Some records

■ ■ ■ ■ ■ ■ ■

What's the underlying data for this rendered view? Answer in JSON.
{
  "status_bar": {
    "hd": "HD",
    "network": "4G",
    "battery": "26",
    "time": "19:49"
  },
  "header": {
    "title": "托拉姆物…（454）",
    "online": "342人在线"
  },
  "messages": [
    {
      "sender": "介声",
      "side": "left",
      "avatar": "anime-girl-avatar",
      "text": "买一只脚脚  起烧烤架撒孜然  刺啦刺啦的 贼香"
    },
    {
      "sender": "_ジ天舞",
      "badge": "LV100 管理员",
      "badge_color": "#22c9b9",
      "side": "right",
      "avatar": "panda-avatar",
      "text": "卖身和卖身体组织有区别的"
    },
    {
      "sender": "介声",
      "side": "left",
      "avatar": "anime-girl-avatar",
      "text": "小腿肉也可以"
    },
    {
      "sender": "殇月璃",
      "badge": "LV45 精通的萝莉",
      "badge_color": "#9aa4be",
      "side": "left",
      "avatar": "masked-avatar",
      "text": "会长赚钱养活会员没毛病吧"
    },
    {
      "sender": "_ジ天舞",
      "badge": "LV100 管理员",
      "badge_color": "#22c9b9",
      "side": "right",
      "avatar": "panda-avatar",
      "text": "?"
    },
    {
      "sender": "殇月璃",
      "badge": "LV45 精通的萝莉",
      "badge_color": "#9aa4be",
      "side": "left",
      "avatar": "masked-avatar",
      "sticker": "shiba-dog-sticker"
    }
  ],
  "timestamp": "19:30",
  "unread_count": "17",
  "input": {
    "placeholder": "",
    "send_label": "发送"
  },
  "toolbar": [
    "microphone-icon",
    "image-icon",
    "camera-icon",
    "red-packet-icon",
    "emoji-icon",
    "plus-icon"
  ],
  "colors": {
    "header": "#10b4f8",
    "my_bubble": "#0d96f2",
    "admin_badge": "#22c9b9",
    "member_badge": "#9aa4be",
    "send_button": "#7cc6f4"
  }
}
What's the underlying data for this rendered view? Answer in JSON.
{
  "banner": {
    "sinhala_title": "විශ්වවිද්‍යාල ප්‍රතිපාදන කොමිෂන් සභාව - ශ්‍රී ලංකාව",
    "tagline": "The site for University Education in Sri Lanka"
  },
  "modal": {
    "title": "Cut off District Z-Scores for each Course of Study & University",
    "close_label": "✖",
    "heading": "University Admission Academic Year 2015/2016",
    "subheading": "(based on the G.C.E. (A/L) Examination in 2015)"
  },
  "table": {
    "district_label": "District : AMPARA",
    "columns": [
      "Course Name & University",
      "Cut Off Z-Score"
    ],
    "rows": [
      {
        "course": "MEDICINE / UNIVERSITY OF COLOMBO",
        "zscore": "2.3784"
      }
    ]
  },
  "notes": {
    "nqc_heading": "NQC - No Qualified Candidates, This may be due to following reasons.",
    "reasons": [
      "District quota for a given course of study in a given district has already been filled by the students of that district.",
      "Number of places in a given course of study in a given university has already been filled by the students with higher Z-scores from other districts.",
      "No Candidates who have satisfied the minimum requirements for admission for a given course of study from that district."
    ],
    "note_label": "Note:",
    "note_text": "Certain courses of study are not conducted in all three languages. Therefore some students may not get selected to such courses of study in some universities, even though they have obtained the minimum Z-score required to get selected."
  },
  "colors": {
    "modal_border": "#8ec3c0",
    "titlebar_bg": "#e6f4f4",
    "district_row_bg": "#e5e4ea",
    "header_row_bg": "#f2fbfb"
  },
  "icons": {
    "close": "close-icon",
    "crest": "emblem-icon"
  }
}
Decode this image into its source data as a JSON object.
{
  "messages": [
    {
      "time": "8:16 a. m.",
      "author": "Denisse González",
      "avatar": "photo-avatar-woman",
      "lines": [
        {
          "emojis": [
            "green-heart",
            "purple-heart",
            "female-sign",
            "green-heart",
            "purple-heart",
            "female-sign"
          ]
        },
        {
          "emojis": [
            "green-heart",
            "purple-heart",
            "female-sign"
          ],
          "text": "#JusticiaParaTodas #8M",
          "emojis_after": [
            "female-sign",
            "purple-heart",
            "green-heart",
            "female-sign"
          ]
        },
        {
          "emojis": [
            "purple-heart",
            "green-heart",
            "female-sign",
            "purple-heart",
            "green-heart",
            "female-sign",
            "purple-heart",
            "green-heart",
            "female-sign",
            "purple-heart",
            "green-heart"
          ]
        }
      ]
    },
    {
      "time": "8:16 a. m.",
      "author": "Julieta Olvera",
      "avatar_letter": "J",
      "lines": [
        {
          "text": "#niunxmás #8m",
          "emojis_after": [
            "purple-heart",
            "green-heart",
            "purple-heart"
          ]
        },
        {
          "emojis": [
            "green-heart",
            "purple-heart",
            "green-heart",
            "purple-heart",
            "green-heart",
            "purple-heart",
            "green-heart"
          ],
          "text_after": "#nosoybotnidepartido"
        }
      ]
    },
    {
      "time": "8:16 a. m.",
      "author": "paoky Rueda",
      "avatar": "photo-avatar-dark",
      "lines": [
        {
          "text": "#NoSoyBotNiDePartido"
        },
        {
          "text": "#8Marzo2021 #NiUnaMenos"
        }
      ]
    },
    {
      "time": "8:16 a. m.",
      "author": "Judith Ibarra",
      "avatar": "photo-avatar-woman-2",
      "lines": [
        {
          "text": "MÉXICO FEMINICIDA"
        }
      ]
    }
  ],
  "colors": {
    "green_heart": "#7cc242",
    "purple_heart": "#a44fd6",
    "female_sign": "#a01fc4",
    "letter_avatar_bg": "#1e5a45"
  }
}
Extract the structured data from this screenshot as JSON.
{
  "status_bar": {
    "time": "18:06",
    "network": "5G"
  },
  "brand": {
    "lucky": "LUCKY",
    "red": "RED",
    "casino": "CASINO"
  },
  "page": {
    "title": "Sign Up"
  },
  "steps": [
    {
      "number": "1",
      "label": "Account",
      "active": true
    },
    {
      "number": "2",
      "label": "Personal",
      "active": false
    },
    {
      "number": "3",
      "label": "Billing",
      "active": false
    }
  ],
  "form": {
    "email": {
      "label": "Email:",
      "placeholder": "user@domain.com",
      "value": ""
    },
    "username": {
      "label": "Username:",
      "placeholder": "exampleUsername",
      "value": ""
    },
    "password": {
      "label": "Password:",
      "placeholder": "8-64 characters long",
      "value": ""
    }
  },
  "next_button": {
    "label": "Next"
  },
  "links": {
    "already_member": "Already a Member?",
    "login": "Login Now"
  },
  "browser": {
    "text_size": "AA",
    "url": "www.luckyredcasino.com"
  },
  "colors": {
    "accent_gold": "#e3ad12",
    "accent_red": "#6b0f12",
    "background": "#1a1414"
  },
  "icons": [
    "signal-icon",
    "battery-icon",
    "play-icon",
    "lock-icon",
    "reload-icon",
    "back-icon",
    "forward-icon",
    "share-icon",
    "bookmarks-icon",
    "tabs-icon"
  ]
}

■ ■ ■ ■ ■ ■ ■

Written exercise
Word for word, write out all of the data above.

Result of this exercise
What's the underlying data for this rendered view? Answer in JSON.
{
  "status_bar": {
    "hd": "HD",
    "network": "4G",
    "battery": "26",
    "time": "19:49"
  },
  "header": {
    "title": "托拉姆物…（454）",
    "online": "342人在线"
  },
  "messages": [
    {
      "sender": "介声",
      "side": "left",
      "avatar": "anime-girl-avatar",
      "text": "买一只脚脚  起烧烤架撒孜然  刺啦刺啦的 贼香"
    },
    {
      "sender": "_ジ天舞",
      "badge": "LV100 管理员",
      "badge_color": "#22c9b9",
      "side": "right",
      "avatar": "panda-avatar",
      "text": "卖身和卖身体组织有区别的"
    },
    {
      "sender": "介声",
      "side": "left",
      "avatar": "anime-girl-avatar",
      "text": "小腿肉也可以"
    },
    {
      "sender": "殇月璃",
      "badge": "LV45 精通的萝莉",
      "badge_color": "#9aa4be",
      "side": "left",
      "avatar": "masked-avatar",
      "text": "会长赚钱养活会员没毛病吧"
    },
    {
      "sender": "_ジ天舞",
      "badge": "LV100 管理员",
      "badge_color": "#22c9b9",
      "side": "right",
      "avatar": "panda-avatar",
      "text": "?"
    },
    {
      "sender": "殇月璃",
      "badge": "LV45 精通的萝莉",
      "badge_color": "#9aa4be",
      "side": "left",
      "avatar": "masked-avatar",
      "sticker": "shiba-dog-sticker"
    }
  ],
  "timestamp": "19:30",
  "unread_count": "17",
  "input": {
    "placeholder": "",
    "send_label": "发送"
  },
  "toolbar": [
    "microphone-icon",
    "image-icon",
    "camera-icon",
    "red-packet-icon",
    "emoji-icon",
    "plus-icon"
  ],
  "colors": {
    "header": "#10b4f8",
    "my_bubble": "#0d96f2",
    "admin_badge": "#22c9b9",
    "member_badge": "#9aa4be",
    "send_button": "#7cc6f4"
  }
}
What's the underlying data for this rendered view? Answer in JSON.
{
  "banner": {
    "sinhala_title": "විශ්වවිද්‍යාල ප්‍රතිපාදන කොමිෂන් සභාව - ශ්‍රී ලංකාව",
    "tagline": "The site for University Education in Sri Lanka"
  },
  "modal": {
    "title": "Cut off District Z-Scores for each Course of Study & University",
    "close_label": "✖",
    "heading": "University Admission Academic Year 2015/2016",
    "subheading": "(based on the G.C.E. (A/L) Examination in 2015)"
  },
  "table": {
    "district_label": "District : AMPARA",
    "columns": [
      "Course Name & University",
      "Cut Off Z-Score"
    ],
    "rows": [
      {
        "course": "MEDICINE / UNIVERSITY OF COLOMBO",
        "zscore": "2.3784"
      }
    ]
  },
  "notes": {
    "nqc_heading": "NQC - No Qualified Candidates, This may be due to following reasons.",
    "reasons": [
      "District quota for a given course of study in a given district has already been filled by the students of that district.",
      "Number of places in a given course of study in a given university has already been filled by the students with higher Z-scores from other districts.",
      "No Candidates who have satisfied the minimum requirements for admission for a given course of study from that district."
    ],
    "note_label": "Note:",
    "note_text": "Certain courses of study are not conducted in all three languages. Therefore some students may not get selected to such courses of study in some universities, even though they have obtained the minimum Z-score required to get selected."
  },
  "colors": {
    "modal_border": "#8ec3c0",
    "titlebar_bg": "#e6f4f4",
    "district_row_bg": "#e5e4ea",
    "header_row_bg": "#f2fbfb"
  },
  "icons": {
    "close": "close-icon",
    "crest": "emblem-icon"
  }
}
Decode this image into its source data as a JSON object.
{
  "messages": [
    {
      "time": "8:16 a. m.",
      "author": "Denisse González",
      "avatar": "photo-avatar-woman",
      "lines": [
        {
          "emojis": [
            "green-heart",
            "purple-heart",
            "female-sign",
            "green-heart",
            "purple-heart",
            "female-sign"
          ]
        },
        {
          "emojis": [
            "green-heart",
            "purple-heart",
            "female-sign"
          ],
          "text": "#JusticiaParaTodas #8M",
          "emojis_after": [
            "female-sign",
            "purple-heart",
            "green-heart",
            "female-sign"
          ]
        },
        {
          "emojis": [
            "purple-heart",
            "green-heart",
            "female-sign",
            "purple-heart",
            "green-heart",
            "female-sign",
            "purple-heart",
            "green-heart",
            "female-sign",
            "purple-heart",
            "green-heart"
          ]
        }
      ]
    },
    {
      "time": "8:16 a. m.",
      "author": "Julieta Olvera",
      "avatar_letter": "J",
      "lines": [
        {
          "text": "#niunxmás #8m",
          "emojis_after": [
            "purple-heart",
            "green-heart",
            "purple-heart"
          ]
        },
        {
          "emojis": [
            "green-heart",
            "purple-heart",
            "green-heart",
            "purple-heart",
            "green-heart",
            "purple-heart",
            "green-heart"
          ],
          "text_after": "#nosoybotnidepartido"
        }
      ]
    },
    {
      "time": "8:16 a. m.",
      "author": "paoky Rueda",
      "avatar": "photo-avatar-dark",
      "lines": [
        {
          "text": "#NoSoyBotNiDePartido"
        },
        {
          "text": "#8Marzo2021 #NiUnaMenos"
        }
      ]
    },
    {
      "time": "8:16 a. m.",
      "author": "Judith Ibarra",
      "avatar": "photo-avatar-woman-2",
      "lines": [
        {
          "text": "MÉXICO FEMINICIDA"
        }
      ]
    }
  ],
  "colors": {
    "green_heart": "#7cc242",
    "purple_heart": "#a44fd6",
    "female_sign": "#a01fc4",
    "letter_avatar_bg": "#1e5a45"
  }
}
Extract the structured data from this screenshot as JSON.
{
  "status_bar": {
    "time": "18:06",
    "network": "5G"
  },
  "brand": {
    "lucky": "LUCKY",
    "red": "RED",
    "casino": "CASINO"
  },
  "page": {
    "title": "Sign Up"
  },
  "steps": [
    {
      "number": "1",
      "label": "Account",
      "active": true
    },
    {
      "number": "2",
      "label": "Personal",
      "active": false
    },
    {
      "number": "3",
      "label": "Billing",
      "active": false
    }
  ],
  "form": {
    "email": {
      "label": "Email:",
      "placeholder": "user@domain.com",
      "value": ""
    },
    "username": {
      "label": "Username:",
      "placeholder": "exampleUsername",
      "value": ""
    },
    "password": {
      "label": "Password:",
      "placeholder": "8-64 characters long",
      "value": ""
    }
  },
  "next_button": {
    "label": "Next"
  },
  "links": {
    "already_member": "Already a Member?",
    "login": "Login Now"
  },
  "browser": {
    "text_size": "AA",
    "url": "www.luckyredcasino.com"
  },
  "colors": {
    "accent_gold": "#e3ad12",
    "accent_red": "#6b0f12",
    "background": "#1a1414"
  },
  "icons": [
    "signal-icon",
    "battery-icon",
    "play-icon",
    "lock-icon",
    "reload-icon",
    "back-icon",
    "forward-icon",
    "share-icon",
    "bookmarks-icon",
    "tabs-icon"
  ]
}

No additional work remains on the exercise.